Your objective: Pictures don't belong in the copy; print all the records exactly.

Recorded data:
• • • • •
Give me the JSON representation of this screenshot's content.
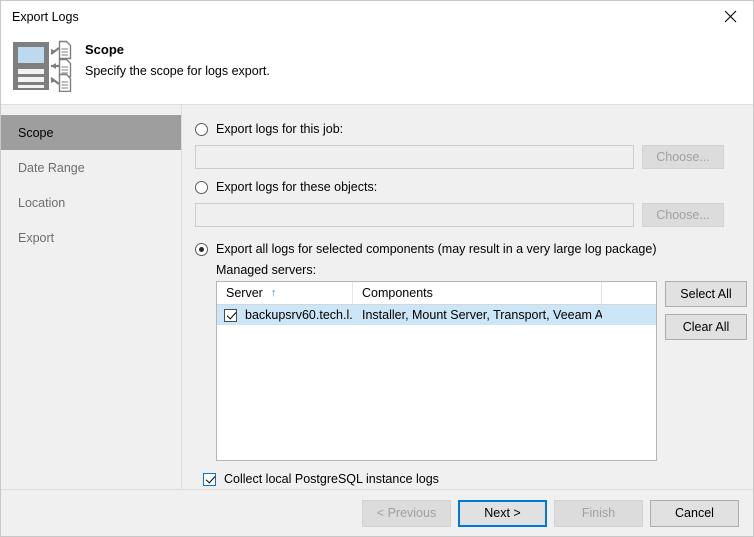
{
  "window": {
    "title": "Export Logs",
    "close_icon": "close-icon"
  },
  "header": {
    "icon": "server-logs-export-icon",
    "title": "Scope",
    "subtitle": "Specify the scope for logs export."
  },
  "sidebar": {
    "items": [
      {
        "label": "Scope",
        "active": true
      },
      {
        "label": "Date Range",
        "active": false
      },
      {
        "label": "Location",
        "active": false
      },
      {
        "label": "Export",
        "active": false
      }
    ]
  },
  "main": {
    "options": [
      {
        "id": "this-job",
        "label": "Export logs for this job:",
        "selected": false,
        "input_value": "",
        "button_label": "Choose...",
        "button_enabled": false
      },
      {
        "id": "these-objects",
        "label": "Export logs for these objects:",
        "selected": false,
        "input_value": "",
        "button_label": "Choose...",
        "button_enabled": false
      },
      {
        "id": "all-components",
        "label": "Export all logs for selected components (may result in a very large log package)",
        "selected": true
      }
    ],
    "grid_label": "Managed servers:",
    "grid": {
      "columns": [
        "Server",
        "Components",
        ""
      ],
      "sort_column": "Server",
      "sort_indicator": "↑",
      "rows": [
        {
          "checked": true,
          "server": "backupsrv60.tech.l...",
          "components": "Installer, Mount Server, Transport, Veeam A..."
        }
      ]
    },
    "grid_buttons": [
      {
        "label": "Select All"
      },
      {
        "label": "Clear All"
      }
    ],
    "collect_postgres": {
      "label": "Collect local PostgreSQL instance logs",
      "checked": true
    }
  },
  "footer": {
    "buttons": [
      {
        "label": "< Previous",
        "enabled": false,
        "focused": false
      },
      {
        "label": "Next >",
        "enabled": true,
        "focused": true
      },
      {
        "label": "Finish",
        "enabled": false,
        "focused": false
      },
      {
        "label": "Cancel",
        "enabled": true,
        "focused": false
      }
    ]
  },
  "colors": {
    "accent": "#0078d7",
    "selection": "#cde6f7",
    "sidebar_active": "#9e9e9e",
    "sort_arrow": "#4a90c4"
  }
}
• • • • •
Answer to the task:
Give me the JSON representation of this screenshot's content.
{
  "window": {
    "title": "Export Logs",
    "close_icon": "close-icon"
  },
  "header": {
    "icon": "server-logs-export-icon",
    "title": "Scope",
    "subtitle": "Specify the scope for logs export."
  },
  "sidebar": {
    "items": [
      {
        "label": "Scope",
        "active": true
      },
      {
        "label": "Date Range",
        "active": false
      },
      {
        "label": "Location",
        "active": false
      },
      {
        "label": "Export",
        "active": false
      }
    ]
  },
  "main": {
    "options": [
      {
        "id": "this-job",
        "label": "Export logs for this job:",
        "selected": false,
        "input_value": "",
        "button_label": "Choose...",
        "button_enabled": false
      },
      {
        "id": "these-objects",
        "label": "Export logs for these objects:",
        "selected": false,
        "input_value": "",
        "button_label": "Choose...",
        "button_enabled": false
      },
      {
        "id": "all-components",
        "label": "Export all logs for selected components (may result in a very large log package)",
        "selected": true
      }
    ],
    "grid_label": "Managed servers:",
    "grid": {
      "columns": [
        "Server",
        "Components",
        ""
      ],
      "sort_column": "Server",
      "sort_indicator": "↑",
      "rows": [
        {
          "checked": true,
          "server": "backupsrv60.tech.l...",
          "components": "Installer, Mount Server, Transport, Veeam A..."
        }
      ]
    },
    "grid_buttons": [
      {
        "label": "Select All"
      },
      {
        "label": "Clear All"
      }
    ],
    "collect_postgres": {
      "label": "Collect local PostgreSQL instance logs",
      "checked": true
    }
  },
  "footer": {
    "buttons": [
      {
        "label": "< Previous",
        "enabled": false,
        "focused": false
      },
      {
        "label": "Next >",
        "enabled": true,
        "focused": true
      },
      {
        "label": "Finish",
        "enabled": false,
        "focused": false
      },
      {
        "label": "Cancel",
        "enabled": true,
        "focused": false
      }
    ]
  },
  "colors": {
    "accent": "#0078d7",
    "selection": "#cde6f7",
    "sidebar_active": "#9e9e9e",
    "sort_arrow": "#4a90c4"
  }
}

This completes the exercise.